* EXCERPTED PASSAGE

## Start

So, our bickering couple is Philip (Raymond Massey) and Margaret (Gloria Stuart) Waverton. Gloria you may remember as the really old lady from Titanic (the Hunky Leo version). She passed away last September, two months after her 100th birthday. Wise-cracking friend Roger is played by Melvyn Douglas. They are less than graciously greeted by mute man-servant Morgan (Boris Karloff). Brother and sister Femm allow them to stay, but make it clear that they are not to make themselves comfortable.

Soon a second couple arrive with the same problem. Sir William Porterhouse (Charles Laughton) and his girl Gladys.

After some gin and potatoes, we eventually learn that Morgan is a bit of a monster, the family has some major secrets, and that Gladys is hanging around tubby Porterhouse for his money. She's just waiting for a hansom wise-cracking man to come along.

There is a statement at the beginning assuring people that this is indeed the same Karloff from the Frankenstein movie. Boris was asked to be in William Castle's remake, but declined because he didn't like the script. Seems like that was a good call.

## End

[Element box annotations]
## Start

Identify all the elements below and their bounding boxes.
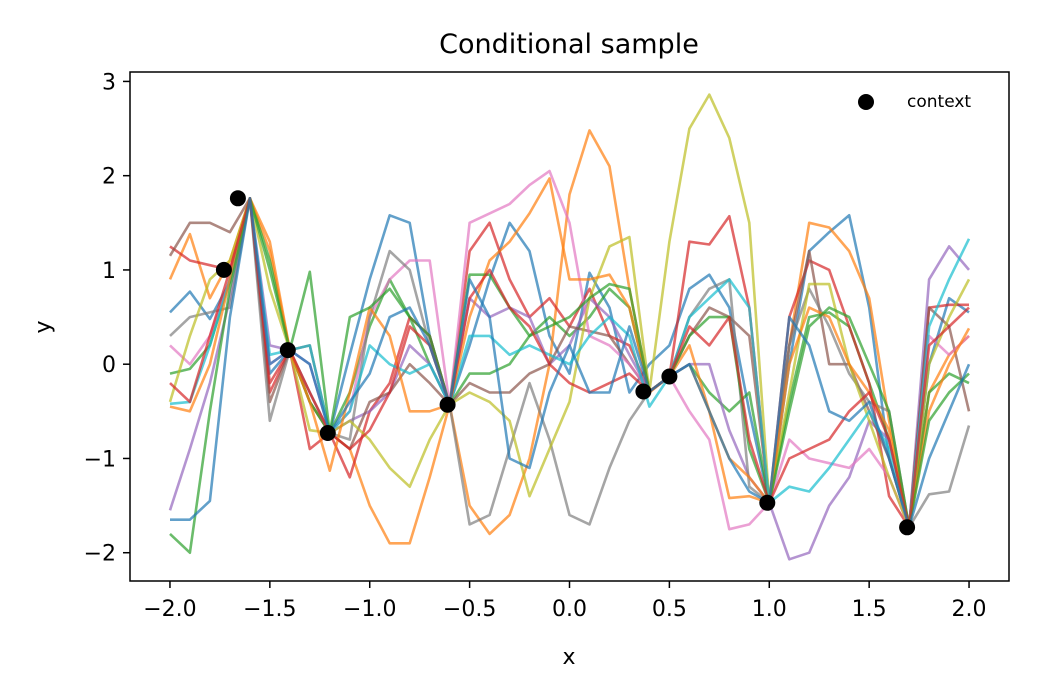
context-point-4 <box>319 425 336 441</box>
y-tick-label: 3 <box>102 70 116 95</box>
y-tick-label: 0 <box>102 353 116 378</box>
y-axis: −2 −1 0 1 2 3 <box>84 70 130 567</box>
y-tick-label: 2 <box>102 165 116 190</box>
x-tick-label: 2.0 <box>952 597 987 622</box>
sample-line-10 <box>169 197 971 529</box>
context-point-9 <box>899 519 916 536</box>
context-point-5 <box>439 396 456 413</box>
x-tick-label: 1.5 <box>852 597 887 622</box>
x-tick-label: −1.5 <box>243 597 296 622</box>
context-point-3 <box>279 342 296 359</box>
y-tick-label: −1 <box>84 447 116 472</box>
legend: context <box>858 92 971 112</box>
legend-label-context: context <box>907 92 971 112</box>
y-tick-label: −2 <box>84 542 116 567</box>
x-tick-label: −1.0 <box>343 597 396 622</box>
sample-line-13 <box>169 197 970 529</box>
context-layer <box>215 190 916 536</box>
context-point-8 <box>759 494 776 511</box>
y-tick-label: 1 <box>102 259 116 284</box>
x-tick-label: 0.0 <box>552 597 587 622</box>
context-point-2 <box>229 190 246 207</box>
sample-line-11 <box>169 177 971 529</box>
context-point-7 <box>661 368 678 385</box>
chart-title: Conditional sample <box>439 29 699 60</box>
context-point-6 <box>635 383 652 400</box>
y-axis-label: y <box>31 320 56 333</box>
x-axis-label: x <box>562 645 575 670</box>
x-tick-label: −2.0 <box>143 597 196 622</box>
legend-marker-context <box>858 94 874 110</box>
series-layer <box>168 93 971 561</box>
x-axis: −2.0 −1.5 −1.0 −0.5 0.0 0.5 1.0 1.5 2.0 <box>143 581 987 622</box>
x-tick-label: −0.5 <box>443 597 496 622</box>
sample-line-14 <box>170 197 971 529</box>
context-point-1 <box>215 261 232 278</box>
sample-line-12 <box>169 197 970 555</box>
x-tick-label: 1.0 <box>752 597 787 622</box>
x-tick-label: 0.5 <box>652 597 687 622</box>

## End
## Start

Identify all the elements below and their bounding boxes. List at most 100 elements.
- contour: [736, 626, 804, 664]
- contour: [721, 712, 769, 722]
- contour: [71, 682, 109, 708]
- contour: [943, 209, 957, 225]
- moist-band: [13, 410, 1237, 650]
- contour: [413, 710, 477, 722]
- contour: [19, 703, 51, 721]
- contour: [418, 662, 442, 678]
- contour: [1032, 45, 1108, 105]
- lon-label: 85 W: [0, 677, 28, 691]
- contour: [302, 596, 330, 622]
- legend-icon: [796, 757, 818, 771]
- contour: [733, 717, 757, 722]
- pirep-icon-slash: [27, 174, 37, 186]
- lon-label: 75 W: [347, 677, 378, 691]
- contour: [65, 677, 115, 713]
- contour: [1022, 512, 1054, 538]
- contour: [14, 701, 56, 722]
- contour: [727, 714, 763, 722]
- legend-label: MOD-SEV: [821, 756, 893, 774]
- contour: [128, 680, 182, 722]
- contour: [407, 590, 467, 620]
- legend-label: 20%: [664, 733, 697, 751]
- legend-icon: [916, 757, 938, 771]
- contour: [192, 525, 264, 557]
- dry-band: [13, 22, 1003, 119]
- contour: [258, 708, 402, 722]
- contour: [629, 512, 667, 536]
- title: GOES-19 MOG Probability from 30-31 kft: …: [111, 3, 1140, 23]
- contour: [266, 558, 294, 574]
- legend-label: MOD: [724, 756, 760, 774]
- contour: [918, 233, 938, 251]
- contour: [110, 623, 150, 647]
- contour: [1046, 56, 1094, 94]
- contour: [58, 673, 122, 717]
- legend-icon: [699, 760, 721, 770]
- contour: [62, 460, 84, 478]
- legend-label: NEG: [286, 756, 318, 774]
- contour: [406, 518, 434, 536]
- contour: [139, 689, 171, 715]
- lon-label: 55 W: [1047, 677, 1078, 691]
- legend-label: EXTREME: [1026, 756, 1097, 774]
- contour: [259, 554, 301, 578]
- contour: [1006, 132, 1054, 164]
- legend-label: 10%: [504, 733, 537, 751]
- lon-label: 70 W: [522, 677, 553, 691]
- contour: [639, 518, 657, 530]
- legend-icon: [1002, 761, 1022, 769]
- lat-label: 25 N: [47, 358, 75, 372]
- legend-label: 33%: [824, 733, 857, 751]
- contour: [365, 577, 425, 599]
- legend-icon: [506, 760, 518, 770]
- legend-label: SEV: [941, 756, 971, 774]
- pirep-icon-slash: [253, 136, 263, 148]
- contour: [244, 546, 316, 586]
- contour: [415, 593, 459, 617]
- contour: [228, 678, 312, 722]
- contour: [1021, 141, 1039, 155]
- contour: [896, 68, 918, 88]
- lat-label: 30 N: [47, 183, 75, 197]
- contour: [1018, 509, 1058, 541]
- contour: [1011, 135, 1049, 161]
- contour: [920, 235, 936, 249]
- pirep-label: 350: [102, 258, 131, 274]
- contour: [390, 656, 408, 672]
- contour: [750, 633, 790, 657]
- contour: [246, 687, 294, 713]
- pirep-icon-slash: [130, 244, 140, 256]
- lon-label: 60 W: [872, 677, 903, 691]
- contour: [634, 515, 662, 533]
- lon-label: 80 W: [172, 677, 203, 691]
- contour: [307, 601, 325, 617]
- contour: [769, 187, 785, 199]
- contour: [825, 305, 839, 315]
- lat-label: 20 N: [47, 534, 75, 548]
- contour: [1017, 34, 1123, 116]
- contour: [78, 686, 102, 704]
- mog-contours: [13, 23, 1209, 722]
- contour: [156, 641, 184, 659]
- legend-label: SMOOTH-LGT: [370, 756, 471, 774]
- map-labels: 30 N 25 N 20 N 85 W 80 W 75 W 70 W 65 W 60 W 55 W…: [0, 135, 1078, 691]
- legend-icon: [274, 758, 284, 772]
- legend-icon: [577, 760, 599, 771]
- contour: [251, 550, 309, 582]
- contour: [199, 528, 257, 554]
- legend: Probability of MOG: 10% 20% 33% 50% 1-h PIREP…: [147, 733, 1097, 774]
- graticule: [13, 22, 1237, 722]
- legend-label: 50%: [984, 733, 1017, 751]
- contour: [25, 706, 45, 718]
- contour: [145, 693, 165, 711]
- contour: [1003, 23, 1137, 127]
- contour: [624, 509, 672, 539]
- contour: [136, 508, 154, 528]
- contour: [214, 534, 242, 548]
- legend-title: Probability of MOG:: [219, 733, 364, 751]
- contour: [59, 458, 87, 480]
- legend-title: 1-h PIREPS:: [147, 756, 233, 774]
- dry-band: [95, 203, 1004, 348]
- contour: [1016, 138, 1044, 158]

## End

* TASKS TO COMPLETE
a. According to the film review, why did Boris Karloff turn down a role in William Castle's remake?
b. Write what comes next in the film review, continuing after its last sentence.

* EXERCISE RESULTS
a. He didn't like the script.

b.
Between 1931 and 1935, James Whale directed this, the two good Frankenstein movies, and The Invisible Man. As horror became passe, he continued producing good work throughout the 30's. Then it all ended. Maybe because he failed to keep the closet door completely shut, studios turned their back on him. He resorted to a life of fabulous pool parties and took his life at 67. It was 16 years since his last feature film.

Decent acting, clever dialog, creepy setting, and well made. Still, it's a comedy first and horror second. It was highly touted and I'm glad I watched it, but like The Haunting, it didn't quite live up to expectations. AMRU 3.
[feels the fabric of Margaret's gown] "fine stuff, but it'll rot."
[touches Margaret's skin] "finer stuff still, but it'll rot too!"